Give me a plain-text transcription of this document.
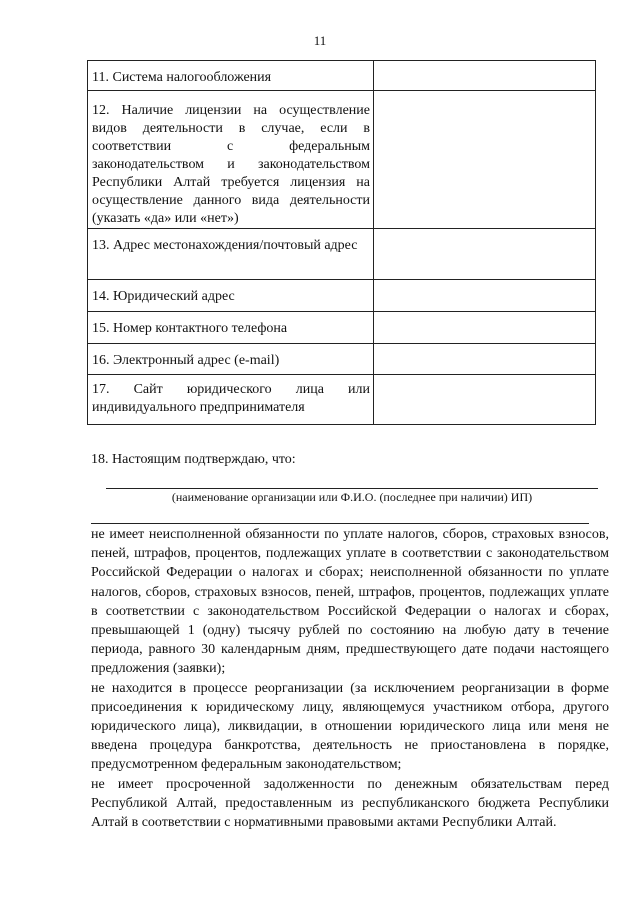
11
11. Система налогообложения	

12. Наличие лицензии на осуществление видов деятельности в случае, если в соответствии с федеральным законодательством и законодательством Республики Алтай требуется лицензия на осуществление данного вида деятельности (указать «да» или «нет»)	

13. Адрес местонахождения/почтовый адрес	

14. Юридический адрес	

15. Номер контактного телефона	

16. Электронный адрес (e-mail)	

17. Сайт юридического лица или индивидуального предпринимателя	

18. Настоящим подтверждаю, что:
(наименование организации или Ф.И.О. (последнее при наличии) ИП)

не имеет неисполненной обязанности по уплате налогов, сборов, страховых взносов, пеней, штрафов, процентов, подлежащих уплате в соответствии с законодательством Российской Федерации о налогах и сборах; неисполненной обязанности по уплате налогов, сборов, страховых взносов, пеней, штрафов, процентов, подлежащих уплате в соответствии с законодательством Российской Федерации о налогах и сборах, превышающей 1 (одну) тысячу рублей по состоянию на любую дату в течение периода, равного 30 календарным дням, предшествующего дате подачи настоящего предложения (заявки);

не находится в процессе реорганизации (за исключением реорганизации в форме присоединения к юридическому лицу, являющемуся участником отбора, другого юридического лица), ликвидации, в отношении юридического лица или меня не введена процедура банкротства, деятельность не приостановлена в порядке, предусмотренном федеральным законодательством;

не имеет просроченной задолженности по денежным обязательствам перед Республикой Алтай, предоставленным из республиканского бюджета Республики Алтай в соответствии с нормативными правовыми актами Республики Алтай.
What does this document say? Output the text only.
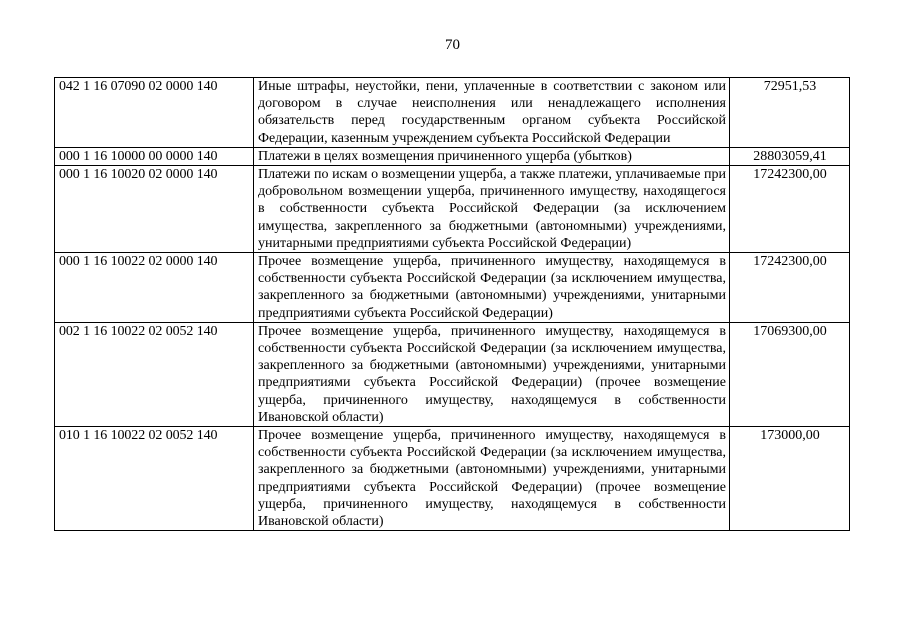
70
042 1 16 07090 02 0000 140	Иные штрафы, неустойки, пени, уплаченные в соответствии с законом или договором в случае неисполнения или ненадлежащего исполнения обязательств перед государственным органом субъекта Российской Федерации, казенным учреждением субъекта Российской Федерации	72951,53
000 1 16 10000 00 0000 140	Платежи в целях возмещения причиненного ущерба (убытков)	28803059,41
000 1 16 10020 02 0000 140	Платежи по искам о возмещении ущерба, а также платежи, уплачиваемые при добровольном возмещении ущерба, причиненного имуществу, находящегося в собственности субъекта Российской Федерации (за исключением имущества, закрепленного за бюджетными (автономными) учреждениями, унитарными предприятиями субъекта Российской Федерации)	17242300,00
000 1 16 10022 02 0000 140	Прочее возмещение ущерба, причиненного имуществу, находящемуся в собственности субъекта Российской Федерации (за исключением имущества, закрепленного за бюджетными (автономными) учреждениями, унитарными предприятиями субъекта Российской Федерации)	17242300,00
002 1 16 10022 02 0052 140	Прочее возмещение ущерба, причиненного имуществу, находящемуся в собственности субъекта Российской Федерации (за исключением имущества, закрепленного за бюджетными (автономными) учреждениями, унитарными предприятиями субъекта Российской Федерации) (прочее возмещение ущерба, причиненного имуществу, находящемуся в собственности Ивановской области)	17069300,00
010 1 16 10022 02 0052 140	Прочее возмещение ущерба, причиненного имуществу, находящемуся в собственности субъекта Российской Федерации (за исключением имущества, закрепленного за бюджетными (автономными) учреждениями, унитарными предприятиями субъекта Российской Федерации) (прочее возмещение ущерба, причиненного имуществу, находящемуся в собственности Ивановской области)	173000,00
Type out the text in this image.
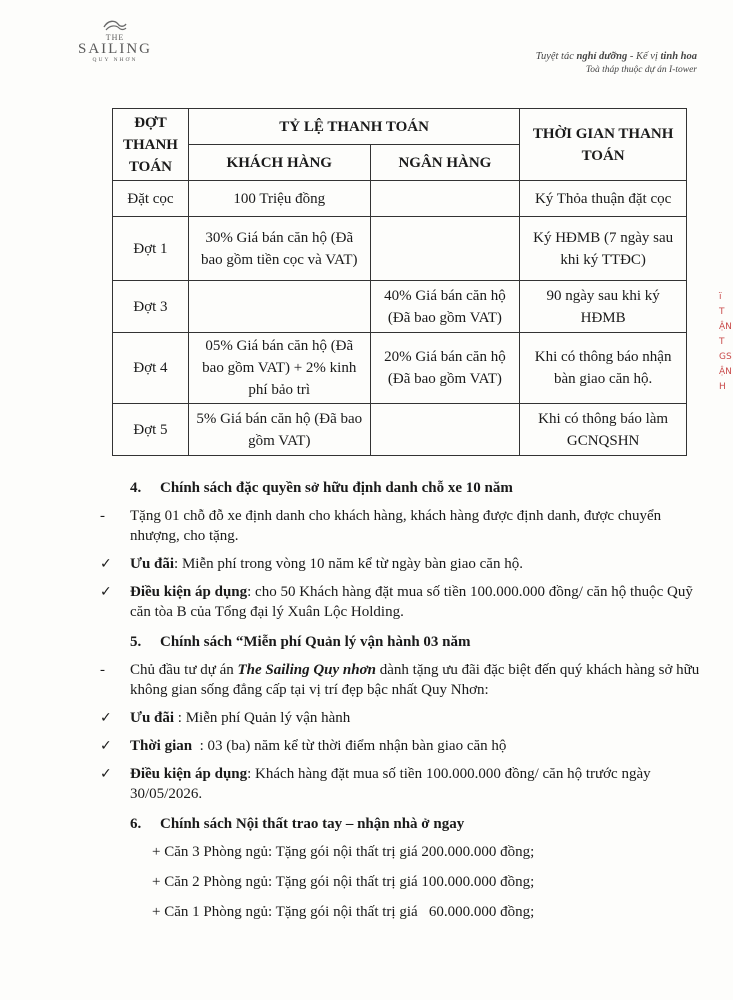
THE
SAILING
QUY NHƠN	Tuyệt tác nghỉ dưỡng - Kế vị tinh hoa
Toà tháp thuộc dự án I-tower
ĐỢT THANH TOÁN	TỶ LỆ THANH TOÁN		THỜI GIAN THANH TOÁN
	KHÁCH HÀNG	NGÂN HÀNG	
Đặt cọc	100 Triệu đồng		Ký Thỏa thuận đặt cọc
Đợt 1	30% Giá bán căn hộ (Đã bao gồm tiền cọc và VAT)		Ký HĐMB (7 ngày sau khi ký TTĐC)
Đợt 3		40% Giá bán căn hộ (Đã bao gồm VAT)	90 ngày sau khi ký HĐMB
Đợt 4	05% Giá bán căn hộ (Đã bao gồm VAT) + 2% kinh phí bảo trì	20% Giá bán căn hộ (Đã bao gồm VAT)	Khi có thông báo nhận bàn giao căn hộ.
Đợt 5	5% Giá bán căn hộ (Đã bao gồm VAT)		Khi có thông báo làm GCNQSHN
4.	Chính sách đặc quyền sở hữu định danh chỗ xe 10 năm
-	Tặng 01 chỗ đỗ xe định danh cho khách hàng, khách hàng được định danh, được chuyển nhượng, cho tặng.
✓	Ưu đãi: Miễn phí trong vòng 10 năm kể từ ngày bàn giao căn hộ.
✓	Điều kiện áp dụng: cho 50 Khách hàng đặt mua số tiền 100.000.000 đồng/ căn hộ thuộc Quỹ căn tòa B của Tổng đại lý Xuân Lộc Holding.
5.	Chính sách “Miễn phí Quản lý vận hành 03 năm
-	Chủ đầu tư dự án The Sailing Quy nhơn dành tặng ưu đãi đặc biệt đến quý khách hàng sở hữu không gian sống đẳng cấp tại vị trí đẹp bậc nhất Quy Nhơn:
✓	Ưu đãi : Miễn phí Quản lý vận hành
✓	Thời gian  : 03 (ba) năm kể từ thời điểm nhận bàn giao căn hộ
✓	Điều kiện áp dụng: Khách hàng đặt mua số tiền 100.000.000 đồng/ căn hộ trước ngày 30/05/2026.
6.	Chính sách Nội thất trao tay – nhận nhà ở ngay
+ Căn 3 Phòng ngủ: Tặng gói nội thất trị giá 200.000.000 đồng;
+ Căn 2 Phòng ngủ: Tặng gói nội thất trị giá 100.000.000 đồng;
+ Căn 1 Phòng ngủ: Tặng gói nội thất trị giá   60.000.000 đồng;
ï
T
ẬN
T
GS
ẬN
H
________________________
* WORK INSTRUCTIONS *
Search the data for the string "document" and copy each line where it appears.

* SOLUTION BELOW *
Give me a plain-text transcription of this document.
What does this document say? Output the text only.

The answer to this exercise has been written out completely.